Given problem:
Reproduce the records below with "cargo spaces" changed to "cargo compartments" everywhere it occurs, leaving everything else as it is.

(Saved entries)
+ + + + + + +
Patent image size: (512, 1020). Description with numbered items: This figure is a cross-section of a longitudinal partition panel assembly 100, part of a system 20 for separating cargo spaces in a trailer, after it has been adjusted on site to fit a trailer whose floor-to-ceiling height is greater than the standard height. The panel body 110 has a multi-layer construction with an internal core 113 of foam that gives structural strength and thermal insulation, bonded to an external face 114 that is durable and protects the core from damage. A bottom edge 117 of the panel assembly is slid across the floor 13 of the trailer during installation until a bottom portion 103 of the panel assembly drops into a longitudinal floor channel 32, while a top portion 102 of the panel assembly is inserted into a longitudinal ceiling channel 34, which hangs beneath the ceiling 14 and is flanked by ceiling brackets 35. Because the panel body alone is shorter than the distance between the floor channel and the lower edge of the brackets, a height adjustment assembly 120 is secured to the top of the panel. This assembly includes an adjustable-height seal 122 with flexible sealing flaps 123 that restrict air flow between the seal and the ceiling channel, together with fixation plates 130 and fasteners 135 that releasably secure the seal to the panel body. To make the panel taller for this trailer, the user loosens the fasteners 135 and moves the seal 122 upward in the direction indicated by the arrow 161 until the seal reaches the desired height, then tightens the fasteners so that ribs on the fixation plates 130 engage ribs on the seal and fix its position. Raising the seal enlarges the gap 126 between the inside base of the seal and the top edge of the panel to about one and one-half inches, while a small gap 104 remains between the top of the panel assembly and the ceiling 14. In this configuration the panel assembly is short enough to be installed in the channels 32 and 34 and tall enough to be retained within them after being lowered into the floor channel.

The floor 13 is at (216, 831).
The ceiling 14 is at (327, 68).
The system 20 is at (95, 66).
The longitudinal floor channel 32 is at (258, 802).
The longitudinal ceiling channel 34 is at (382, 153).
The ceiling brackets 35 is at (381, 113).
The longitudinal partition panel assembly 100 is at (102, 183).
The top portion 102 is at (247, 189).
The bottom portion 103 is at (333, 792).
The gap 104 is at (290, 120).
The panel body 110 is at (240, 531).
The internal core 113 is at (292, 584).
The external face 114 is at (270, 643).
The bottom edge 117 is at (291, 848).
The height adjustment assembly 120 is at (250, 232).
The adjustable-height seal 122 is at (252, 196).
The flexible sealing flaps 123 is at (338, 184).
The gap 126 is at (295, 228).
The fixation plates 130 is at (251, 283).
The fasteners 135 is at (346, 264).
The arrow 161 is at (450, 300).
+ + + + + + +
Response below:
Patent image size: (512, 1020). Description with numbered items: This figure is a cross-section of a longitudinal partition panel assembly 100, part of a system 20 for separating cargo compartments in a trailer, after it has been adjusted on site to fit a trailer whose floor-to-ceiling height is greater than the standard height. The panel body 110 has a multi-layer construction with an internal core 113 of foam that gives structural strength and thermal insulation, bonded to an external face 114 that is durable and protects the core from damage. A bottom edge 117 of the panel assembly is slid across the floor 13 of the trailer during installation until a bottom portion 103 of the panel assembly drops into a longitudinal floor channel 32, while a top portion 102 of the panel assembly is inserted into a longitudinal ceiling channel 34, which hangs beneath the ceiling 14 and is flanked by ceiling brackets 35. Because the panel body alone is shorter than the distance between the floor channel and the lower edge of the brackets, a height adjustment assembly 120 is secured to the top of the panel. This assembly includes an adjustable-height seal 122 with flexible sealing flaps 123 that restrict air flow between the seal and the ceiling channel, together with fixation plates 130 and fasteners 135 that releasably secure the seal to the panel body. To make the panel taller for this trailer, the user loosens the fasteners 135 and moves the seal 122 upward in the direction indicated by the arrow 161 until the seal reaches the desired height, then tightens the fasteners so that ribs on the fixation plates 130 engage ribs on the seal and fix its position. Raising the seal enlarges the gap 126 between the inside base of the seal and the top edge of the panel to about one and one-half inches, while a small gap 104 remains between the top of the panel assembly and the ceiling 14. In this configuration the panel assembly is short enough to be installed in the channels 32 and 34 and tall enough to be retained within them after being lowered into the floor channel.

The floor 13 is at (216, 831).
The ceiling 14 is at (327, 68).
The system 20 is at (95, 66).
The longitudinal floor channel 32 is at (258, 802).
The longitudinal ceiling channel 34 is at (382, 153).
The ceiling brackets 35 is at (381, 113).
The longitudinal partition panel assembly 100 is at (102, 183).
The top portion 102 is at (247, 189).
The bottom portion 103 is at (333, 792).
The gap 104 is at (290, 120).
The panel body 110 is at (240, 531).
The internal core 113 is at (292, 584).
The external face 114 is at (270, 643).
The bottom edge 117 is at (291, 848).
The height adjustment assembly 120 is at (250, 232).
The adjustable-height seal 122 is at (252, 196).
The flexible sealing flaps 123 is at (338, 184).
The gap 126 is at (295, 228).
The fixation plates 130 is at (251, 283).
The fasteners 135 is at (346, 264).
The arrow 161 is at (450, 300).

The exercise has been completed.